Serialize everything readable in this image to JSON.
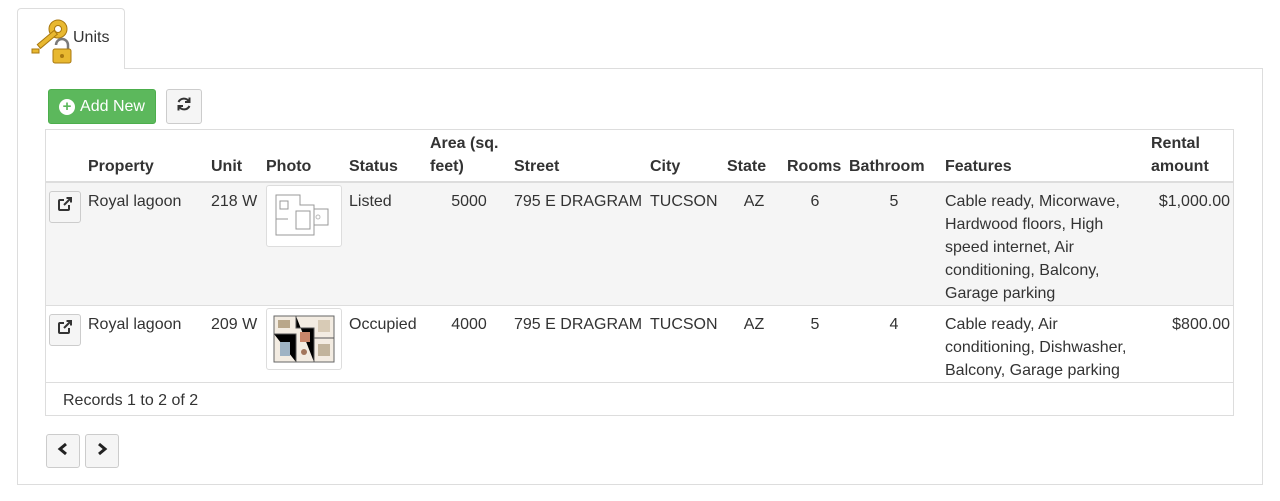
{
  "tab": {
    "label": "Units",
    "icon": "keys-lock-icon"
  },
  "toolbar": {
    "add_label": "Add New",
    "refresh_icon": "refresh-icon"
  },
  "table": {
    "columns": [
      "",
      "Property",
      "Unit",
      "Photo",
      "Status",
      "Area (sq. feet)",
      "Street",
      "City",
      "State",
      "Rooms",
      "Bathroom",
      "Features",
      "Rental amount"
    ],
    "rows": [
      {
        "property": "Royal lagoon",
        "unit": "218 W",
        "photo": "floor-plan-thumbnail",
        "status": "Listed",
        "area": "5000",
        "street": "795 E DRAGRAM",
        "city": "TUCSON",
        "state": "AZ",
        "rooms": "6",
        "bathroom": "5",
        "features": "Cable ready, Micorwave, Hardwood floors, High speed internet, Air conditioning, Balcony, Garage parking",
        "rental": "$1,000.00"
      },
      {
        "property": "Royal lagoon",
        "unit": "209 W",
        "photo": "floor-plan-thumbnail",
        "status": "Occupied",
        "area": "4000",
        "street": "795 E DRAGRAM",
        "city": "TUCSON",
        "state": "AZ",
        "rooms": "5",
        "bathroom": "4",
        "features": "Cable ready, Air conditioning, Dishwasher, Balcony, Garage parking",
        "rental": "$800.00"
      }
    ],
    "footer": "Records 1 to 2 of 2"
  },
  "pager": {
    "prev_icon": "chevron-left-icon",
    "next_icon": "chevron-right-icon"
  },
  "colors": {
    "accent_green": "#5cb85c",
    "border": "#dddddd",
    "row_alt": "#f5f5f5"
  }
}
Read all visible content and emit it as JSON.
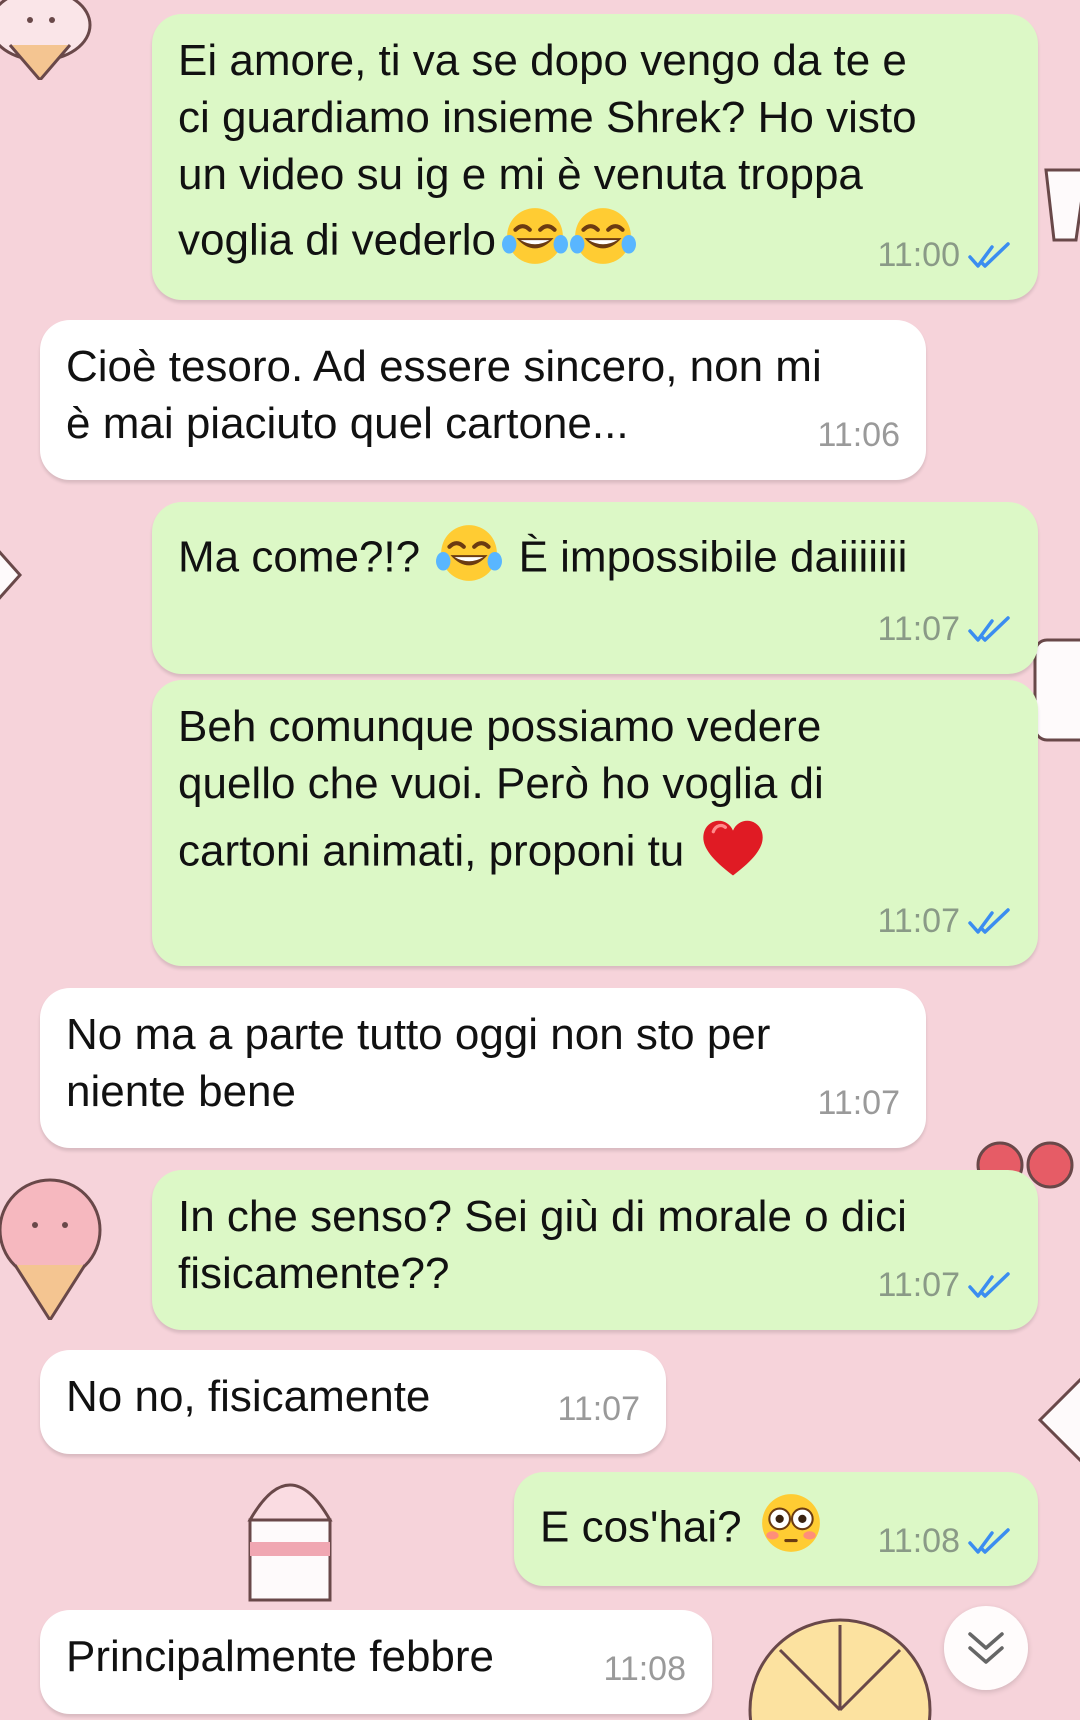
{
  "wallpaper": {
    "color": "#f6d3da"
  },
  "messages": [
    {
      "id": "m1",
      "dir": "out",
      "text": "Ei amore, ti va se dopo vengo da te e\nci guardiamo insieme Shrek? Ho visto\nun video su ig e mi è venuta troppa\nvoglia di vederlo",
      "emoji": [
        "laugh-emoji",
        "laugh-emoji"
      ],
      "time": "11:00",
      "read": true
    },
    {
      "id": "m2",
      "dir": "in",
      "text": "Cioè tesoro. Ad essere sincero, non mi\nè mai piaciuto quel cartone...",
      "time": "11:06"
    },
    {
      "id": "m3",
      "dir": "out",
      "text_before": "Ma come?!? ",
      "text_after": " È impossibile daiiiiiii",
      "emoji": [
        "laugh-emoji"
      ],
      "time": "11:07",
      "read": true
    },
    {
      "id": "m4",
      "dir": "out",
      "text": "Beh comunque possiamo vedere\nquello che vuoi. Però ho voglia di\ncartoni animati, proponi tu",
      "emoji": [
        "heart-emoji"
      ],
      "time": "11:07",
      "read": true
    },
    {
      "id": "m5",
      "dir": "in",
      "text": "No ma a parte tutto oggi non sto per\nniente bene",
      "time": "11:07"
    },
    {
      "id": "m6",
      "dir": "out",
      "text": "In che senso? Sei giù di morale o dici\nfisicamente??",
      "time": "11:07",
      "read": true
    },
    {
      "id": "m7",
      "dir": "in",
      "text": "No no, fisicamente",
      "time": "11:07"
    },
    {
      "id": "m8",
      "dir": "out",
      "text": "E cos'hai?",
      "emoji": [
        "flushed-emoji"
      ],
      "time": "11:08",
      "read": true
    },
    {
      "id": "m9",
      "dir": "in",
      "text": "Principalmente febbre",
      "time": "11:08"
    }
  ],
  "colors": {
    "outgoing": "#dcf8c6",
    "incoming": "#ffffff",
    "read_ticks": "#3b8df0"
  },
  "scroll_button": {
    "icon": "double-chevron-down-icon"
  }
}
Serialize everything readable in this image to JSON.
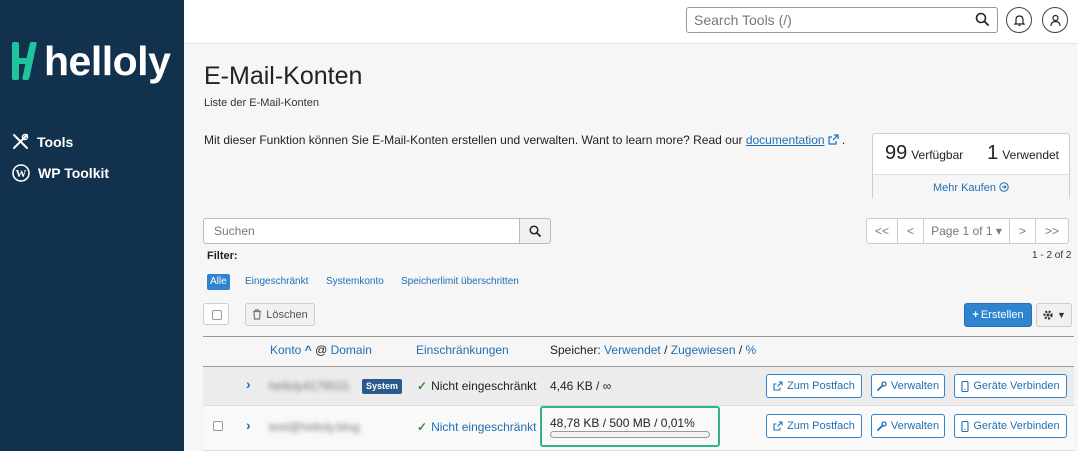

▸ **Task goal**
Each record above must be returned exactly as written, with its pictures omitted.

▸ **Reply to the task**
Serialize everything readable in this image to JSON.
{
  "tab": {
    "label": "Units",
    "icon": "keys-lock-icon"
  },
  "toolbar": {
    "add_label": "Add New",
    "refresh_icon": "refresh-icon"
  },
  "table": {
    "columns": [
      "",
      "Property",
      "Unit",
      "Photo",
      "Status",
      "Area (sq. feet)",
      "Street",
      "City",
      "State",
      "Rooms",
      "Bathroom",
      "Features",
      "Rental amount"
    ],
    "rows": [
      {
        "property": "Royal lagoon",
        "unit": "218 W",
        "photo": "floor-plan-thumbnail",
        "status": "Listed",
        "area": "5000",
        "street": "795 E DRAGRAM",
        "city": "TUCSON",
        "state": "AZ",
        "rooms": "6",
        "bathroom": "5",
        "features": "Cable ready, Micorwave, Hardwood floors, High speed internet, Air conditioning, Balcony, Garage parking",
        "rental": "$1,000.00"
      },
      {
        "property": "Royal lagoon",
        "unit": "209 W",
        "photo": "floor-plan-thumbnail",
        "status": "Occupied",
        "area": "4000",
        "street": "795 E DRAGRAM",
        "city": "TUCSON",
        "state": "AZ",
        "rooms": "5",
        "bathroom": "4",
        "features": "Cable ready, Air conditioning, Dishwasher, Balcony, Garage parking",
        "rental": "$800.00"
      }
    ],
    "footer": "Records 1 to 2 of 2"
  },
  "pager": {
    "prev_icon": "chevron-left-icon",
    "next_icon": "chevron-right-icon"
  },
  "colors": {
    "accent_green": "#5cb85c",
    "border": "#dddddd",
    "row_alt": "#f5f5f5"
  }
}
Read all visible content and emit it as JSON.
{
  "wallpaper": {
    "color": "#f6d3da"
  },
  "messages": [
    {
      "id": "m1",
      "dir": "out",
      "text": "Ei amore, ti va se dopo vengo da te e\nci guardiamo insieme Shrek? Ho visto\nun video su ig e mi è venuta troppa\nvoglia di vederlo",
      "emoji": [
        "laugh-emoji",
        "laugh-emoji"
      ],
      "time": "11:00",
      "read": true
    },
    {
      "id": "m2",
      "dir": "in",
      "text": "Cioè tesoro. Ad essere sincero, non mi\nè mai piaciuto quel cartone...",
      "time": "11:06"
    },
    {
      "id": "m3",
      "dir": "out",
      "text_before": "Ma come?!? ",
      "text_after": " È impossibile daiiiiiii",
      "emoji": [
        "laugh-emoji"
      ],
      "time": "11:07",
      "read": true
    },
    {
      "id": "m4",
      "dir": "out",
      "text": "Beh comunque possiamo vedere\nquello che vuoi. Però ho voglia di\ncartoni animati, proponi tu",
      "emoji": [
        "heart-emoji"
      ],
      "time": "11:07",
      "read": true
    },
    {
      "id": "m5",
      "dir": "in",
      "text": "No ma a parte tutto oggi non sto per\nniente bene",
      "time": "11:07"
    },
    {
      "id": "m6",
      "dir": "out",
      "text": "In che senso? Sei giù di morale o dici\nfisicamente??",
      "time": "11:07",
      "read": true
    },
    {
      "id": "m7",
      "dir": "in",
      "text": "No no, fisicamente",
      "time": "11:07"
    },
    {
      "id": "m8",
      "dir": "out",
      "text": "E cos'hai?",
      "emoji": [
        "flushed-emoji"
      ],
      "time": "11:08",
      "read": true
    },
    {
      "id": "m9",
      "dir": "in",
      "text": "Principalmente febbre",
      "time": "11:08"
    }
  ],
  "colors": {
    "outgoing": "#dcf8c6",
    "incoming": "#ffffff",
    "read_ticks": "#3b8df0"
  },
  "scroll_button": {
    "icon": "double-chevron-down-icon"
  }
}
Serialize everything readable in this image to JSON.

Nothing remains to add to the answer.